* _Requirements_
Review the listing and copy each line that holds the word "label".

* _Data extract_
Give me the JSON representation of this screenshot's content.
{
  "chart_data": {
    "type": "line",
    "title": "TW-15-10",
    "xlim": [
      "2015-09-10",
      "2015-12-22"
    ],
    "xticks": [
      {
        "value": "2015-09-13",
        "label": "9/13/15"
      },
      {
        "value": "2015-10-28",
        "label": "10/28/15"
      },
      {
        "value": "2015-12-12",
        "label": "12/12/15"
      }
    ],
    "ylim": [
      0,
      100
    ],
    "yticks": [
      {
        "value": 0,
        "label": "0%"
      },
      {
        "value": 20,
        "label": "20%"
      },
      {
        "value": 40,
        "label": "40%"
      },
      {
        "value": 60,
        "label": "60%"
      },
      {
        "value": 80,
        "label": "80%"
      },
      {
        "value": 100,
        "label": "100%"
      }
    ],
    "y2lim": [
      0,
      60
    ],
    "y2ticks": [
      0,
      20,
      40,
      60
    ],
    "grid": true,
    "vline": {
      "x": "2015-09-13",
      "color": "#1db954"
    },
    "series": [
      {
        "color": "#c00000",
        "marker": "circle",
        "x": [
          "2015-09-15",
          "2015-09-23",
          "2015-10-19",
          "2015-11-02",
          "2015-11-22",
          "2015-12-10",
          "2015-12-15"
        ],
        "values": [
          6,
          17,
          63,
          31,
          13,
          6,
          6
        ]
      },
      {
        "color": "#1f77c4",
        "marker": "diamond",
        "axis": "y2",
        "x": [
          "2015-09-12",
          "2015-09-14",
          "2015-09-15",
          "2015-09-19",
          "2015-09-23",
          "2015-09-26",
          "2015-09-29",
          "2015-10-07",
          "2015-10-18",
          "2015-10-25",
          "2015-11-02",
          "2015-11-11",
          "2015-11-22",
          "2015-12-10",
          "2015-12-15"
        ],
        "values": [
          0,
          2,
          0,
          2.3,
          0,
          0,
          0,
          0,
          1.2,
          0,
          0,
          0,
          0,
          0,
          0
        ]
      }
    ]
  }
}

* _The output_
        "label": "9/13/15"
        "label": "10/28/15"
        "label": "12/12/15"
        "label": "0%"
        "label": "20%"
        "label": "40%"
        "label": "60%"
        "label": "80%"
        "label": "100%"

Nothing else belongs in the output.